:: Passage ::
Abstract
The Linguistic Survey of India (LSI), edited and compiled by George Abraham Grierson, was the first systematic effort by the British colonial government to document the spoken languages and dialects of India. While Grierson advocated an approach to philology that dismissed the affinity of language to race, the LSI mobilizes a complex, intertextual set of racializing discourses that form the ideological ground upon which representations of language were constructed and naturalized. I analyze a sub-set of the LSI’s volumes in order to demonstrate how Grierson’s linguistic descriptions and categorizations racialize minority languages and their speakers as corrupt, impure, and uncivilized. I highlight how semiotic processes in the text construct speakers as possessing essential “ethnic” characteristics that are seen as indexical of naturalized linguistic differences. I argue that metapragmatic statements within descriptions of languages and dialects are made possible by ethnological discourses that ultimately reinforce an indexical relationship between language and race. This analysis of the survey sheds light on the centrality of language in colonial constructions of social difference in India, as well as the continued importance of language as a tool for legitimating claims for political recognition in postcolonial India.
:::
> Complete the following:
1) According to the abstract on the Linguistic Survey of India, who edited and compiled the survey?
2) In one to three sentences, explain why the author of the abstract on the Linguistic Survey of India analyzes a sub-set of the survey's volumes.
3) Carry on the abstract on the Linguistic Survey of India, picking up after its last sentence.
:: Data lines ::
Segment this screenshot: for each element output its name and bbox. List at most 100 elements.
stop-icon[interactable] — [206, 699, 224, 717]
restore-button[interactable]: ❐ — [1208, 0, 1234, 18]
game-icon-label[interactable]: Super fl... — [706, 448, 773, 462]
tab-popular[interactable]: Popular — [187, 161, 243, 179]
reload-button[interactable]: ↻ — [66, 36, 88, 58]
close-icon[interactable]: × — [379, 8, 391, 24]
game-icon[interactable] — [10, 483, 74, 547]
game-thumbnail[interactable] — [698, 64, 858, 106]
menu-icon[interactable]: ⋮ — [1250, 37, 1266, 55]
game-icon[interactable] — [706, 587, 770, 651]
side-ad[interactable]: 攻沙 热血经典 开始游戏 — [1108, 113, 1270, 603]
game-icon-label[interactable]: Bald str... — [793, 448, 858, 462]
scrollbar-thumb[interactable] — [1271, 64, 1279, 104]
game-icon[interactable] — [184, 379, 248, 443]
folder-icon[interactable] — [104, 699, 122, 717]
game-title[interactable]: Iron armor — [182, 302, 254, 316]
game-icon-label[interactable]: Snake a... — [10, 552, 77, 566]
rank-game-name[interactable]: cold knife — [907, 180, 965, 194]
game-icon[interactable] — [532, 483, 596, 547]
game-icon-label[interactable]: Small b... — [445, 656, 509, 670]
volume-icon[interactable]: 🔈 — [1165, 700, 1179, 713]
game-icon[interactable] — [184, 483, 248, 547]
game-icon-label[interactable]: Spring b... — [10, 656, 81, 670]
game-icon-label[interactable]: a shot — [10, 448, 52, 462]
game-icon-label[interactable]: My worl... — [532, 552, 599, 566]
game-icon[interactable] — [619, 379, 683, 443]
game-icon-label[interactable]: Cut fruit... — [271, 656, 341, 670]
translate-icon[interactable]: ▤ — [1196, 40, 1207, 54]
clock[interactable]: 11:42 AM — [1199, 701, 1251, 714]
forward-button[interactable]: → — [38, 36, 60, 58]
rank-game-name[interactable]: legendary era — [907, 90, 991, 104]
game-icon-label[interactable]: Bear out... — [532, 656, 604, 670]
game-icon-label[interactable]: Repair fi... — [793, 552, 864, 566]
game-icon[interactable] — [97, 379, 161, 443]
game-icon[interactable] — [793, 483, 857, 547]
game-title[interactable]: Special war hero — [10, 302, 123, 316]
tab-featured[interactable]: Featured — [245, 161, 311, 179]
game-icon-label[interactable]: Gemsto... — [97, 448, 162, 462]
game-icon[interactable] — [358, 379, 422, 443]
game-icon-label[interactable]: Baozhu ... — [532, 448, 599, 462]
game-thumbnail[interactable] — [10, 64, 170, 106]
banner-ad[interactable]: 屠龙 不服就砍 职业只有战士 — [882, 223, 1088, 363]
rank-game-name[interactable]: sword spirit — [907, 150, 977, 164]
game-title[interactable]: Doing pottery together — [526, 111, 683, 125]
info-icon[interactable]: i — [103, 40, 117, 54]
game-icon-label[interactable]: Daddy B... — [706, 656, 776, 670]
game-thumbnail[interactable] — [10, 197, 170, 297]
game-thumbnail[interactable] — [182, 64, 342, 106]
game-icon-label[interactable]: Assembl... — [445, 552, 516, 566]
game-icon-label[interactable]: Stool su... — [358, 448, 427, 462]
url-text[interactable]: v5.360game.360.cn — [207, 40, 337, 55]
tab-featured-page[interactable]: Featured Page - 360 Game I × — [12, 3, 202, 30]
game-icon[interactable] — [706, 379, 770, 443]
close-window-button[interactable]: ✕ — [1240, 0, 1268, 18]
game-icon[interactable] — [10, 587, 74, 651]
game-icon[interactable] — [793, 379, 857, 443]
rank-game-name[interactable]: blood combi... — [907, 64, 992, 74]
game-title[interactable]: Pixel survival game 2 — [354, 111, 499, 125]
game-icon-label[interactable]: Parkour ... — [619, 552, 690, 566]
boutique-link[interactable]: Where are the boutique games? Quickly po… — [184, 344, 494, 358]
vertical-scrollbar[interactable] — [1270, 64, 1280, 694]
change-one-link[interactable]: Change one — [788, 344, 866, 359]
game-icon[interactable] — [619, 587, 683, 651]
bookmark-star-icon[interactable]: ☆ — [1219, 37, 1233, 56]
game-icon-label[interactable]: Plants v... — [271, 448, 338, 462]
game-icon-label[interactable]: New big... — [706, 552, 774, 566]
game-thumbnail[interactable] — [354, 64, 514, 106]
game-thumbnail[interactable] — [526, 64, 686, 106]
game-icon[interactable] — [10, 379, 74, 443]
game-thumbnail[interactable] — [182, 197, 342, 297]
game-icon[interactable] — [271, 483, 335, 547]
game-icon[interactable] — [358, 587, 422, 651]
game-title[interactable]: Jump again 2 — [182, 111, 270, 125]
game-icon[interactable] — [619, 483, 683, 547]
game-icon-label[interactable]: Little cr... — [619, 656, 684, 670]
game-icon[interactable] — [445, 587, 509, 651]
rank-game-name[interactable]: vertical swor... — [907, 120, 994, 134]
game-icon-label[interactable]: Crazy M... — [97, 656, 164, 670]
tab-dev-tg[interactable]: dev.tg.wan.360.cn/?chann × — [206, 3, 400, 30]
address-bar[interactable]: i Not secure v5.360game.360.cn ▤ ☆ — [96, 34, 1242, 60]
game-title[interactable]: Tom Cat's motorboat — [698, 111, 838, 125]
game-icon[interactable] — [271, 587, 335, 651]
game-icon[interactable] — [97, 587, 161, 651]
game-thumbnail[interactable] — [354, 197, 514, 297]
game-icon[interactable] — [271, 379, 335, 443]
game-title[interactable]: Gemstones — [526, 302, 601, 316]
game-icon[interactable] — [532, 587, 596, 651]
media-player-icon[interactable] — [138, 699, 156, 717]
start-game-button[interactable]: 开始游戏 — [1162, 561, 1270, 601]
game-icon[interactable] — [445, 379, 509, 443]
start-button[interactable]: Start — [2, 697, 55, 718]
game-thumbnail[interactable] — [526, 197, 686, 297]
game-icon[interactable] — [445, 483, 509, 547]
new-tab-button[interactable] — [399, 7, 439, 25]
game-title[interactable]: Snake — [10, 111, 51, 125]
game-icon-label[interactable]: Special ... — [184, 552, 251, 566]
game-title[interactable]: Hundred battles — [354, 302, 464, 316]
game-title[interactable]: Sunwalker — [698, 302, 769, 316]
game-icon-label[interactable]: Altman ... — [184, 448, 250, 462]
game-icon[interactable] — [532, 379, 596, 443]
:::
> Results:
1) George Abraham Grierson edited and compiled it.

2) The author analyzes a sub-set of the volumes to demonstrate how Grierson's linguistic descriptions and categorizations racialize minority languages and their speakers as corrupt, impure, and uncivilized.

3)
Acknowledgements
I am grateful to E. Annamalai, whose immense intellectual generosity made this article possible. Thanks also to Vinay Lal, Nivedita Nath, Nana Osei-Opare, Sebastiaan Broere, Naveen Kanalu, Mohsin Malik Ali, and Matt Reeck for their early input on this article. I also want to thank Erin Debenport, Alessandro Duranti, Candy Goodwin, Paul Kroskrity, Norma Mendoza-Denton, Constantine Nakassis, Elinor Ochs, Jonathan Rosa, Shalini Shankar, Michael Silverstein, and the numerous members of the UCLA Discourse Laboratory for their comments at various stages of writing. Thanks also to the anonymous reviewers and the editors of this special issue for their helpful feedback. All errors and shortcomings are my own.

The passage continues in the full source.